MATERIAL TO PROCESS.
========
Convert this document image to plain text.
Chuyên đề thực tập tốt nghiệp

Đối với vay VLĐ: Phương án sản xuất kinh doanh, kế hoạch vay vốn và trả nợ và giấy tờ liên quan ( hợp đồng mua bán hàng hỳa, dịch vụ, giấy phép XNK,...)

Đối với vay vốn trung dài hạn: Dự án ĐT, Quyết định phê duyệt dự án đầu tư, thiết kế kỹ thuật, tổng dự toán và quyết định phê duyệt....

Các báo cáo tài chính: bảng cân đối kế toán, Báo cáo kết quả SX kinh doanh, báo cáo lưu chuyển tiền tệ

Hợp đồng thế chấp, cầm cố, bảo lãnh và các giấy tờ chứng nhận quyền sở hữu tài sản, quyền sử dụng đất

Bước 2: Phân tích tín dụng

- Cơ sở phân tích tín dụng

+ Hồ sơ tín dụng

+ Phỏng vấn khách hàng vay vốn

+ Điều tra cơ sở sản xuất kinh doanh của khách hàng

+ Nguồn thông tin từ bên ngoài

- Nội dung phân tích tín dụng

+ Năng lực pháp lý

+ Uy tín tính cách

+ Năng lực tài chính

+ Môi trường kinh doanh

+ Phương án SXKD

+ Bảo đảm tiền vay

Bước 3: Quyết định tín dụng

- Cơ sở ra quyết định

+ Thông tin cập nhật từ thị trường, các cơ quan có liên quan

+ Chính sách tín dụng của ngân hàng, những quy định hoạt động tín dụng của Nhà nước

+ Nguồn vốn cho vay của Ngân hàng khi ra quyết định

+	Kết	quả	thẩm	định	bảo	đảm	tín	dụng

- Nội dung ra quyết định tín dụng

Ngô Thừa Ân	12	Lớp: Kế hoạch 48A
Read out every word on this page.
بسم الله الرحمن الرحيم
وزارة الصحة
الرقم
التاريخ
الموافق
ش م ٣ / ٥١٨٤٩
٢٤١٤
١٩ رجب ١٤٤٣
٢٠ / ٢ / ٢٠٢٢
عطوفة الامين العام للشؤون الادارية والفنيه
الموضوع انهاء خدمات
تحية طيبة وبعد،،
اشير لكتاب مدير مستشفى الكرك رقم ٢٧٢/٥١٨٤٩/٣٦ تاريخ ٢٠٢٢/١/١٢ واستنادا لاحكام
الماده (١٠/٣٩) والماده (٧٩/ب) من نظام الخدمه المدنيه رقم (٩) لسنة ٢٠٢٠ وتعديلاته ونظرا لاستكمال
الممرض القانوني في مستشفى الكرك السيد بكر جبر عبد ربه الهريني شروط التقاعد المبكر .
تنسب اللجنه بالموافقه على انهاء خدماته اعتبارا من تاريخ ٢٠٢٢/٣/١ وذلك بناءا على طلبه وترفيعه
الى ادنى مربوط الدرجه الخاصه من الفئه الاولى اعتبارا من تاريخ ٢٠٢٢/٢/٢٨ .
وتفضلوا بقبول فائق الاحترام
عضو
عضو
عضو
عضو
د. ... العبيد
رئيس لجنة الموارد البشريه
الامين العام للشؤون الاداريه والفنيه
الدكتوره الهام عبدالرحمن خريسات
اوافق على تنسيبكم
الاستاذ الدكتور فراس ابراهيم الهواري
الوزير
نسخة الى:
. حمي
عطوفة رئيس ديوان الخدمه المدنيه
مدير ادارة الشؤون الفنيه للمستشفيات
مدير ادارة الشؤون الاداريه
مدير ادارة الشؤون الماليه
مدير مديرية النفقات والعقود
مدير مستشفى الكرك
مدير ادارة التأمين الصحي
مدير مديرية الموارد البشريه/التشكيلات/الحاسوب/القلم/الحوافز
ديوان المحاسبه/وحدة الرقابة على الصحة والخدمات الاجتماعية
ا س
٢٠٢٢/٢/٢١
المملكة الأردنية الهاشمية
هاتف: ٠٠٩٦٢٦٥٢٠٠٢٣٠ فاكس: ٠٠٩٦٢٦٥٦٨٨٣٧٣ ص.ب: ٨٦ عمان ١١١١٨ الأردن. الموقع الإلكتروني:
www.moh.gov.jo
========
YOUR TASK.
Begin with the line that contains "Read out every word on this page." and end with the last line of the records; set down every line in that span exactly, and nothing else.

TASK SOLUTION.
Read out every word on this page.
بسم الله الرحمن الرحيم
وزارة الصحة
الرقم
التاريخ
الموافق
ش م ٣ / ٥١٨٤٩
٢٤١٤
١٩ رجب ١٤٤٣
٢٠ / ٢ / ٢٠٢٢
عطوفة الامين العام للشؤون الادارية والفنيه
الموضوع انهاء خدمات
تحية طيبة وبعد،،
اشير لكتاب مدير مستشفى الكرك رقم ٢٧٢/٥١٨٤٩/٣٦ تاريخ ٢٠٢٢/١/١٢ واستنادا لاحكام
الماده (١٠/٣٩) والماده (٧٩/ب) من نظام الخدمه المدنيه رقم (٩) لسنة ٢٠٢٠ وتعديلاته ونظرا لاستكمال
الممرض القانوني في مستشفى الكرك السيد بكر جبر عبد ربه الهريني شروط التقاعد المبكر .
تنسب اللجنه بالموافقه على انهاء خدماته اعتبارا من تاريخ ٢٠٢٢/٣/١ وذلك بناءا على طلبه وترفيعه
الى ادنى مربوط الدرجه الخاصه من الفئه الاولى اعتبارا من تاريخ ٢٠٢٢/٢/٢٨ .
وتفضلوا بقبول فائق الاحترام
عضو
عضو
عضو
عضو
د. ... العبيد
رئيس لجنة الموارد البشريه
الامين العام للشؤون الاداريه والفنيه
الدكتوره الهام عبدالرحمن خريسات
اوافق على تنسيبكم
الاستاذ الدكتور فراس ابراهيم الهواري
الوزير
نسخة الى:
. حمي
عطوفة رئيس ديوان الخدمه المدنيه
مدير ادارة الشؤون الفنيه للمستشفيات
مدير ادارة الشؤون الاداريه
مدير ادارة الشؤون الماليه
مدير مديرية النفقات والعقود
مدير مستشفى الكرك
مدير ادارة التأمين الصحي
مدير مديرية الموارد البشريه/التشكيلات/الحاسوب/القلم/الحوافز
ديوان المحاسبه/وحدة الرقابة على الصحة والخدمات الاجتماعية
ا س
٢٠٢٢/٢/٢١
المملكة الأردنية الهاشمية
هاتف: ٠٠٩٦٢٦٥٢٠٠٢٣٠ فاكس: ٠٠٩٦٢٦٥٦٨٨٣٧٣ ص.ب: ٨٦ عمان ١١١١٨ الأردن. الموقع الإلكتروني:
www.moh.gov.jo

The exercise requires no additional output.